=== Goal ===
The complete listing should be restated exactly.

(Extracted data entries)
* begin *
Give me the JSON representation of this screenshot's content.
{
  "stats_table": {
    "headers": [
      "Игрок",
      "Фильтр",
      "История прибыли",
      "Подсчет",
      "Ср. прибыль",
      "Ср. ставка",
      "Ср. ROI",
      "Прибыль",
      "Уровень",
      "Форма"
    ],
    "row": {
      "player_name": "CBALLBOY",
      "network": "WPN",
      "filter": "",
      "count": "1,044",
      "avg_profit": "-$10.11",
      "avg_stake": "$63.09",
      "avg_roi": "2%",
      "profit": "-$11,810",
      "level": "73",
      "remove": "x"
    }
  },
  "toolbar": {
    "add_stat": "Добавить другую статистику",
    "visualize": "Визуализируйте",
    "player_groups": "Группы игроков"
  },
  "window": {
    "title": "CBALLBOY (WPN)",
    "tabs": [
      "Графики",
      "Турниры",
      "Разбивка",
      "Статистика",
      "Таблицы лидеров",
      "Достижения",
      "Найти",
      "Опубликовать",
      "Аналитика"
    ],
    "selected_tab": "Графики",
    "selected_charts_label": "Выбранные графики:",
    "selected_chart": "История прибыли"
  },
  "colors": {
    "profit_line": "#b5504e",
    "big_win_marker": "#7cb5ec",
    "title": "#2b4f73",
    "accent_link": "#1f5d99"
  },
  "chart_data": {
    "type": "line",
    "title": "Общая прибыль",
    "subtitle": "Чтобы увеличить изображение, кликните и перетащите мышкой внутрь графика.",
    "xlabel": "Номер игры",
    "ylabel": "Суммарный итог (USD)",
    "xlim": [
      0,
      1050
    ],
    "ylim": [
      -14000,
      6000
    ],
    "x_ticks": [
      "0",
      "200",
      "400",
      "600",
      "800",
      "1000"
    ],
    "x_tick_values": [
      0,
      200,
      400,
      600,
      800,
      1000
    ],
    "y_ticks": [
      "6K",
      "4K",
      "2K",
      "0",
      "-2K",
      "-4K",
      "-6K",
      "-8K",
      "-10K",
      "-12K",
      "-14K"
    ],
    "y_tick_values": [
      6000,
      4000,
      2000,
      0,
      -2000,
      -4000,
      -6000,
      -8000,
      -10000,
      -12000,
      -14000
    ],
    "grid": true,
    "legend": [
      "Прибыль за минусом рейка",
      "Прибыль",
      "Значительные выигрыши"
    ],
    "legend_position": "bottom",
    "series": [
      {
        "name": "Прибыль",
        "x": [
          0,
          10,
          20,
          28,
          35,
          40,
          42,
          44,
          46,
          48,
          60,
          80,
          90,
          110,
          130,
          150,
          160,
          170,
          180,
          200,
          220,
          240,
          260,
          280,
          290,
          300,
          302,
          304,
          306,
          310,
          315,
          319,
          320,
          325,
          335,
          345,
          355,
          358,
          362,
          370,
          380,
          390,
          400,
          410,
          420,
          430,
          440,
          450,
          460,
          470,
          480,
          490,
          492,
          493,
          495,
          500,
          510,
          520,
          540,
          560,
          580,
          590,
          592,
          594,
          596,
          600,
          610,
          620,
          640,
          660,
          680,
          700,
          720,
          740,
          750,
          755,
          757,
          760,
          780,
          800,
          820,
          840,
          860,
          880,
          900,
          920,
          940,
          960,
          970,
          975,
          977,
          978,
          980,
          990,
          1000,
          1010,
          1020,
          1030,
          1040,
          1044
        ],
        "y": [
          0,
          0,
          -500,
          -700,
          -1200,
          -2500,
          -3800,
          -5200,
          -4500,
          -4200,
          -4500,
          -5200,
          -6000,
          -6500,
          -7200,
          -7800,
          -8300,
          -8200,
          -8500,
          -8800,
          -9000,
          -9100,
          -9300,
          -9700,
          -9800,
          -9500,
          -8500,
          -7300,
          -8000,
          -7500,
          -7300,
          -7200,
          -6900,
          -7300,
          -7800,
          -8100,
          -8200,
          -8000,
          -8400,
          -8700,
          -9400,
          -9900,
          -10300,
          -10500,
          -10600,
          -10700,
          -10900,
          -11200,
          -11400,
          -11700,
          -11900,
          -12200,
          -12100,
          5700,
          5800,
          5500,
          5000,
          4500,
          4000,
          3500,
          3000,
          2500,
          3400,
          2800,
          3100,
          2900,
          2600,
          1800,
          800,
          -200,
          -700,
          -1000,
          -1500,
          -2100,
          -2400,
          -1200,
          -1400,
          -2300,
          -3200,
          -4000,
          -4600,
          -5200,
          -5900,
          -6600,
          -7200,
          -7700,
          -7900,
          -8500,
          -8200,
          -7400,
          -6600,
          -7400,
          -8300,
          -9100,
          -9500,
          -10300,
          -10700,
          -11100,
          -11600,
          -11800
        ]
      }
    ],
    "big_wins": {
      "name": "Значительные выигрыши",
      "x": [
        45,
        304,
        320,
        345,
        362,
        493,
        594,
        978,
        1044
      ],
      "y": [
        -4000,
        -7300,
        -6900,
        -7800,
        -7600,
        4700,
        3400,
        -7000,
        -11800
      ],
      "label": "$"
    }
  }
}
* end *
=== Expected answer ===
Give me the JSON representation of this screenshot's content.
{
  "stats_table": {
    "headers": [
      "Игрок",
      "Фильтр",
      "История прибыли",
      "Подсчет",
      "Ср. прибыль",
      "Ср. ставка",
      "Ср. ROI",
      "Прибыль",
      "Уровень",
      "Форма"
    ],
    "row": {
      "player_name": "CBALLBOY",
      "network": "WPN",
      "filter": "",
      "count": "1,044",
      "avg_profit": "-$10.11",
      "avg_stake": "$63.09",
      "avg_roi": "2%",
      "profit": "-$11,810",
      "level": "73",
      "remove": "x"
    }
  },
  "toolbar": {
    "add_stat": "Добавить другую статистику",
    "visualize": "Визуализируйте",
    "player_groups": "Группы игроков"
  },
  "window": {
    "title": "CBALLBOY (WPN)",
    "tabs": [
      "Графики",
      "Турниры",
      "Разбивка",
      "Статистика",
      "Таблицы лидеров",
      "Достижения",
      "Найти",
      "Опубликовать",
      "Аналитика"
    ],
    "selected_tab": "Графики",
    "selected_charts_label": "Выбранные графики:",
    "selected_chart": "История прибыли"
  },
  "colors": {
    "profit_line": "#b5504e",
    "big_win_marker": "#7cb5ec",
    "title": "#2b4f73",
    "accent_link": "#1f5d99"
  },
  "chart_data": {
    "type": "line",
    "title": "Общая прибыль",
    "subtitle": "Чтобы увеличить изображение, кликните и перетащите мышкой внутрь графика.",
    "xlabel": "Номер игры",
    "ylabel": "Суммарный итог (USD)",
    "xlim": [
      0,
      1050
    ],
    "ylim": [
      -14000,
      6000
    ],
    "x_ticks": [
      "0",
      "200",
      "400",
      "600",
      "800",
      "1000"
    ],
    "x_tick_values": [
      0,
      200,
      400,
      600,
      800,
      1000
    ],
    "y_ticks": [
      "6K",
      "4K",
      "2K",
      "0",
      "-2K",
      "-4K",
      "-6K",
      "-8K",
      "-10K",
      "-12K",
      "-14K"
    ],
    "y_tick_values": [
      6000,
      4000,
      2000,
      0,
      -2000,
      -4000,
      -6000,
      -8000,
      -10000,
      -12000,
      -14000
    ],
    "grid": true,
    "legend": [
      "Прибыль за минусом рейка",
      "Прибыль",
      "Значительные выигрыши"
    ],
    "legend_position": "bottom",
    "series": [
      {
        "name": "Прибыль",
        "x": [
          0,
          10,
          20,
          28,
          35,
          40,
          42,
          44,
          46,
          48,
          60,
          80,
          90,
          110,
          130,
          150,
          160,
          170,
          180,
          200,
          220,
          240,
          260,
          280,
          290,
          300,
          302,
          304,
          306,
          310,
          315,
          319,
          320,
          325,
          335,
          345,
          355,
          358,
          362,
          370,
          380,
          390,
          400,
          410,
          420,
          430,
          440,
          450,
          460,
          470,
          480,
          490,
          492,
          493,
          495,
          500,
          510,
          520,
          540,
          560,
          580,
          590,
          592,
          594,
          596,
          600,
          610,
          620,
          640,
          660,
          680,
          700,
          720,
          740,
          750,
          755,
          757,
          760,
          780,
          800,
          820,
          840,
          860,
          880,
          900,
          920,
          940,
          960,
          970,
          975,
          977,
          978,
          980,
          990,
          1000,
          1010,
          1020,
          1030,
          1040,
          1044
        ],
        "y": [
          0,
          0,
          -500,
          -700,
          -1200,
          -2500,
          -3800,
          -5200,
          -4500,
          -4200,
          -4500,
          -5200,
          -6000,
          -6500,
          -7200,
          -7800,
          -8300,
          -8200,
          -8500,
          -8800,
          -9000,
          -9100,
          -9300,
          -9700,
          -9800,
          -9500,
          -8500,
          -7300,
          -8000,
          -7500,
          -7300,
          -7200,
          -6900,
          -7300,
          -7800,
          -8100,
          -8200,
          -8000,
          -8400,
          -8700,
          -9400,
          -9900,
          -10300,
          -10500,
          -10600,
          -10700,
          -10900,
          -11200,
          -11400,
          -11700,
          -11900,
          -12200,
          -12100,
          5700,
          5800,
          5500,
          5000,
          4500,
          4000,
          3500,
          3000,
          2500,
          3400,
          2800,
          3100,
          2900,
          2600,
          1800,
          800,
          -200,
          -700,
          -1000,
          -1500,
          -2100,
          -2400,
          -1200,
          -1400,
          -2300,
          -3200,
          -4000,
          -4600,
          -5200,
          -5900,
          -6600,
          -7200,
          -7700,
          -7900,
          -8500,
          -8200,
          -7400,
          -6600,
          -7400,
          -8300,
          -9100,
          -9500,
          -10300,
          -10700,
          -11100,
          -11600,
          -11800
        ]
      }
    ],
    "big_wins": {
      "name": "Значительные выигрыши",
      "x": [
        45,
        304,
        320,
        345,
        362,
        493,
        594,
        978,
        1044
      ],
      "y": [
        -4000,
        -7300,
        -6900,
        -7800,
        -7600,
        4700,
        3400,
        -7000,
        -11800
      ],
      "label": "$"
    }
  }
}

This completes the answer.